>> Begin Records to use
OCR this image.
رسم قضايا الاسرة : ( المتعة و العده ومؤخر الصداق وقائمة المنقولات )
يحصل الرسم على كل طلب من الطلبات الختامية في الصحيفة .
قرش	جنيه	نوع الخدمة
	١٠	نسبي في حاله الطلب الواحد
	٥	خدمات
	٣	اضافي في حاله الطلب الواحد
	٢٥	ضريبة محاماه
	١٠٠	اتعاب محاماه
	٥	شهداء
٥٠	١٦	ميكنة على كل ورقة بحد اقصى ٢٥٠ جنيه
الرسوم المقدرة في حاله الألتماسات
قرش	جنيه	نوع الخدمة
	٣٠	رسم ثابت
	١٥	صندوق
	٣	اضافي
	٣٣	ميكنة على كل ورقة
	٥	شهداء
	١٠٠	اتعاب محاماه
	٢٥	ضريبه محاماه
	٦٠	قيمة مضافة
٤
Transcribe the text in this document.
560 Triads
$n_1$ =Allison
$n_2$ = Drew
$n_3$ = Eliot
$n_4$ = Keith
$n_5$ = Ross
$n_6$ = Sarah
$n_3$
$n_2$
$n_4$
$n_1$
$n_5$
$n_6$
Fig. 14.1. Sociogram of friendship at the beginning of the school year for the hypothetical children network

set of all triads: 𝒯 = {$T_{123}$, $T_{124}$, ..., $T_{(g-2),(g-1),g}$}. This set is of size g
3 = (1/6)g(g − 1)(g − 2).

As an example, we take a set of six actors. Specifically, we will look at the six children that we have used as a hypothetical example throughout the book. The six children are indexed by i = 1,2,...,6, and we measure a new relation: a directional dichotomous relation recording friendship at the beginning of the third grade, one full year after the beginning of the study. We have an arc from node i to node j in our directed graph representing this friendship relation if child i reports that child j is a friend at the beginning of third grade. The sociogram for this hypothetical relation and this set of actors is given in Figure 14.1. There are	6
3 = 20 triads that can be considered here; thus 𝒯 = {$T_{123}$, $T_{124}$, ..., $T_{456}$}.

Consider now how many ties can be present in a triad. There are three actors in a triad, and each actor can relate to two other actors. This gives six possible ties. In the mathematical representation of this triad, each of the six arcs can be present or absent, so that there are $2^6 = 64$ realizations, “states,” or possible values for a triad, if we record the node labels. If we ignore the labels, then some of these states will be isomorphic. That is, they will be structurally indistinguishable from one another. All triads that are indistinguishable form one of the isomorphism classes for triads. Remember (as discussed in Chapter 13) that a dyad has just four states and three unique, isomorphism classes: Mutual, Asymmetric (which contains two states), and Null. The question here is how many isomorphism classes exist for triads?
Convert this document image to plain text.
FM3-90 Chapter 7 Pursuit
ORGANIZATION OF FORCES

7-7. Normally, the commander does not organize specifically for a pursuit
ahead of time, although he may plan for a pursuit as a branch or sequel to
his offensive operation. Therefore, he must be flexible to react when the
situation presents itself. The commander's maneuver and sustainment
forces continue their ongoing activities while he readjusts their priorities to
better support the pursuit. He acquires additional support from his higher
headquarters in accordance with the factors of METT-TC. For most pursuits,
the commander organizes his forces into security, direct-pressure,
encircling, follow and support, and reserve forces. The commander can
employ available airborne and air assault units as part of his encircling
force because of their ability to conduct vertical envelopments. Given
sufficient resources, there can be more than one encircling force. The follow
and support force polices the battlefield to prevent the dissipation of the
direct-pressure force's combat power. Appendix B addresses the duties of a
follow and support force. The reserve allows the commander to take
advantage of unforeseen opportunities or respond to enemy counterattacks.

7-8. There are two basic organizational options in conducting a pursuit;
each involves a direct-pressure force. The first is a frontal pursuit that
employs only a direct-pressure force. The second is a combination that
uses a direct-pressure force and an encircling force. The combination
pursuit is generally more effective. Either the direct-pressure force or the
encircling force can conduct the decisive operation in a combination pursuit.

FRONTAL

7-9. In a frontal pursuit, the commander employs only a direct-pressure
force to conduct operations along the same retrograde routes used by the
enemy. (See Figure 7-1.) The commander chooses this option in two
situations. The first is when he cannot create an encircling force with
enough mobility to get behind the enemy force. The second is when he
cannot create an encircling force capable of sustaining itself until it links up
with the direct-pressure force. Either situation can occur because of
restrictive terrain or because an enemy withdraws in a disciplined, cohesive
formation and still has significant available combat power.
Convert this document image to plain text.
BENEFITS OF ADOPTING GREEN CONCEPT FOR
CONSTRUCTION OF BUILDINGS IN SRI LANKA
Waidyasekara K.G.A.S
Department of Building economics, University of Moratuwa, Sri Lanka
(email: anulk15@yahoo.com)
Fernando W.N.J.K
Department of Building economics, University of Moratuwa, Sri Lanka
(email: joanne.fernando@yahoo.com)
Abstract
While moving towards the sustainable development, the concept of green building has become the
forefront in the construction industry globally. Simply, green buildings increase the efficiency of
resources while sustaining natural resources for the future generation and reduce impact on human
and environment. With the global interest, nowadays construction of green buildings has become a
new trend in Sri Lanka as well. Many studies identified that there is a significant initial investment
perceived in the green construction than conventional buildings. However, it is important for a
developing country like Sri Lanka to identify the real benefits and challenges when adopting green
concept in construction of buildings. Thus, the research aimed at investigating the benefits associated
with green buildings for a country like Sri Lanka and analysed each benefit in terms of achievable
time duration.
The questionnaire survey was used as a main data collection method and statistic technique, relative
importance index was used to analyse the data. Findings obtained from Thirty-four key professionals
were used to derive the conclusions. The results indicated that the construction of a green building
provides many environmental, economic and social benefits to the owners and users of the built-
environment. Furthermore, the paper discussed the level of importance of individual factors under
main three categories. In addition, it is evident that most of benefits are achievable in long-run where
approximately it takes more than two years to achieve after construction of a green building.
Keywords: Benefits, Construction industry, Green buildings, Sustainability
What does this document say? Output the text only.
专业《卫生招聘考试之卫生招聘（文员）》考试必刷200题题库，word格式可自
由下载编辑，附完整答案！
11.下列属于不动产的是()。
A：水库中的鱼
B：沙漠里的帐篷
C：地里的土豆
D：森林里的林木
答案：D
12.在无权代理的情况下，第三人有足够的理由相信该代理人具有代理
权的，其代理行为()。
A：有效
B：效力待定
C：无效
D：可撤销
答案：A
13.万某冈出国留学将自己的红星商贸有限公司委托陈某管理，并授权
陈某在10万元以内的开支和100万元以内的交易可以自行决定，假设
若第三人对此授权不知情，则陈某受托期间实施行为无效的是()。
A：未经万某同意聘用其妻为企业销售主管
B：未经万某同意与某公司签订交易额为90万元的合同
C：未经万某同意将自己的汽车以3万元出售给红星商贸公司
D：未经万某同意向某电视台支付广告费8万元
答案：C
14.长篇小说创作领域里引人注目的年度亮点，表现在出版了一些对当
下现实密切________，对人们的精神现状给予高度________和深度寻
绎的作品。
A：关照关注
>> End Records to use
Write out every record verbatim.

→ Response to the task:
OCR this image.
رسم قضايا الاسرة : ( المتعة و العده ومؤخر الصداق وقائمة المنقولات )
يحصل الرسم على كل طلب من الطلبات الختامية في الصحيفة .
قرش	جنيه	نوع الخدمة
	١٠	نسبي في حاله الطلب الواحد
	٥	خدمات
	٣	اضافي في حاله الطلب الواحد
	٢٥	ضريبة محاماه
	١٠٠	اتعاب محاماه
	٥	شهداء
٥٠	١٦	ميكنة على كل ورقة بحد اقصى ٢٥٠ جنيه
الرسوم المقدرة في حاله الألتماسات
قرش	جنيه	نوع الخدمة
	٣٠	رسم ثابت
	١٥	صندوق
	٣	اضافي
	٣٣	ميكنة على كل ورقة
	٥	شهداء
	١٠٠	اتعاب محاماه
	٢٥	ضريبه محاماه
	٦٠	قيمة مضافة
٤
Transcribe the text in this document.
560 Triads
$n_1$ =Allison
$n_2$ = Drew
$n_3$ = Eliot
$n_4$ = Keith
$n_5$ = Ross
$n_6$ = Sarah
$n_3$
$n_2$
$n_4$
$n_1$
$n_5$
$n_6$
Fig. 14.1. Sociogram of friendship at the beginning of the school year for the hypothetical children network

set of all triads: 𝒯 = {$T_{123}$, $T_{124}$, ..., $T_{(g-2),(g-1),g}$}. This set is of size g
3 = (1/6)g(g − 1)(g − 2).

As an example, we take a set of six actors. Specifically, we will look at the six children that we have used as a hypothetical example throughout the book. The six children are indexed by i = 1,2,...,6, and we measure a new relation: a directional dichotomous relation recording friendship at the beginning of the third grade, one full year after the beginning of the study. We have an arc from node i to node j in our directed graph representing this friendship relation if child i reports that child j is a friend at the beginning of third grade. The sociogram for this hypothetical relation and this set of actors is given in Figure 14.1. There are	6
3 = 20 triads that can be considered here; thus 𝒯 = {$T_{123}$, $T_{124}$, ..., $T_{456}$}.

Consider now how many ties can be present in a triad. There are three actors in a triad, and each actor can relate to two other actors. This gives six possible ties. In the mathematical representation of this triad, each of the six arcs can be present or absent, so that there are $2^6 = 64$ realizations, “states,” or possible values for a triad, if we record the node labels. If we ignore the labels, then some of these states will be isomorphic. That is, they will be structurally indistinguishable from one another. All triads that are indistinguishable form one of the isomorphism classes for triads. Remember (as discussed in Chapter 13) that a dyad has just four states and three unique, isomorphism classes: Mutual, Asymmetric (which contains two states), and Null. The question here is how many isomorphism classes exist for triads?
Convert this document image to plain text.
FM3-90 Chapter 7 Pursuit
ORGANIZATION OF FORCES

7-7. Normally, the commander does not organize specifically for a pursuit
ahead of time, although he may plan for a pursuit as a branch or sequel to
his offensive operation. Therefore, he must be flexible to react when the
situation presents itself. The commander's maneuver and sustainment
forces continue their ongoing activities while he readjusts their priorities to
better support the pursuit. He acquires additional support from his higher
headquarters in accordance with the factors of METT-TC. For most pursuits,
the commander organizes his forces into security, direct-pressure,
encircling, follow and support, and reserve forces. The commander can
employ available airborne and air assault units as part of his encircling
force because of their ability to conduct vertical envelopments. Given
sufficient resources, there can be more than one encircling force. The follow
and support force polices the battlefield to prevent the dissipation of the
direct-pressure force's combat power. Appendix B addresses the duties of a
follow and support force. The reserve allows the commander to take
advantage of unforeseen opportunities or respond to enemy counterattacks.

7-8. There are two basic organizational options in conducting a pursuit;
each involves a direct-pressure force. The first is a frontal pursuit that
employs only a direct-pressure force. The second is a combination that
uses a direct-pressure force and an encircling force. The combination
pursuit is generally more effective. Either the direct-pressure force or the
encircling force can conduct the decisive operation in a combination pursuit.

FRONTAL

7-9. In a frontal pursuit, the commander employs only a direct-pressure
force to conduct operations along the same retrograde routes used by the
enemy. (See Figure 7-1.) The commander chooses this option in two
situations. The first is when he cannot create an encircling force with
enough mobility to get behind the enemy force. The second is when he
cannot create an encircling force capable of sustaining itself until it links up
with the direct-pressure force. Either situation can occur because of
restrictive terrain or because an enemy withdraws in a disciplined, cohesive
formation and still has significant available combat power.
Convert this document image to plain text.
BENEFITS OF ADOPTING GREEN CONCEPT FOR
CONSTRUCTION OF BUILDINGS IN SRI LANKA
Waidyasekara K.G.A.S
Department of Building economics, University of Moratuwa, Sri Lanka
(email: anulk15@yahoo.com)
Fernando W.N.J.K
Department of Building economics, University of Moratuwa, Sri Lanka
(email: joanne.fernando@yahoo.com)
Abstract
While moving towards the sustainable development, the concept of green building has become the
forefront in the construction industry globally. Simply, green buildings increase the efficiency of
resources while sustaining natural resources for the future generation and reduce impact on human
and environment. With the global interest, nowadays construction of green buildings has become a
new trend in Sri Lanka as well. Many studies identified that there is a significant initial investment
perceived in the green construction than conventional buildings. However, it is important for a
developing country like Sri Lanka to identify the real benefits and challenges when adopting green
concept in construction of buildings. Thus, the research aimed at investigating the benefits associated
with green buildings for a country like Sri Lanka and analysed each benefit in terms of achievable
time duration.
The questionnaire survey was used as a main data collection method and statistic technique, relative
importance index was used to analyse the data. Findings obtained from Thirty-four key professionals
were used to derive the conclusions. The results indicated that the construction of a green building
provides many environmental, economic and social benefits to the owners and users of the built-
environment. Furthermore, the paper discussed the level of importance of individual factors under
main three categories. In addition, it is evident that most of benefits are achievable in long-run where
approximately it takes more than two years to achieve after construction of a green building.
Keywords: Benefits, Construction industry, Green buildings, Sustainability
What does this document say? Output the text only.
专业《卫生招聘考试之卫生招聘（文员）》考试必刷200题题库，word格式可自
由下载编辑，附完整答案！
11.下列属于不动产的是()。
A：水库中的鱼
B：沙漠里的帐篷
C：地里的土豆
D：森林里的林木
答案：D
12.在无权代理的情况下，第三人有足够的理由相信该代理人具有代理
权的，其代理行为()。
A：有效
B：效力待定
C：无效
D：可撤销
答案：A
13.万某冈出国留学将自己的红星商贸有限公司委托陈某管理，并授权
陈某在10万元以内的开支和100万元以内的交易可以自行决定，假设
若第三人对此授权不知情，则陈某受托期间实施行为无效的是()。
A：未经万某同意聘用其妻为企业销售主管
B：未经万某同意与某公司签订交易额为90万元的合同
C：未经万某同意将自己的汽车以3万元出售给红星商贸公司
D：未经万某同意向某电视台支付广告费8万元
答案：C
14.长篇小说创作领域里引人注目的年度亮点，表现在出版了一些对当
下现实密切________，对人们的精神现状给予高度________和深度寻
绎的作品。
A：关照关注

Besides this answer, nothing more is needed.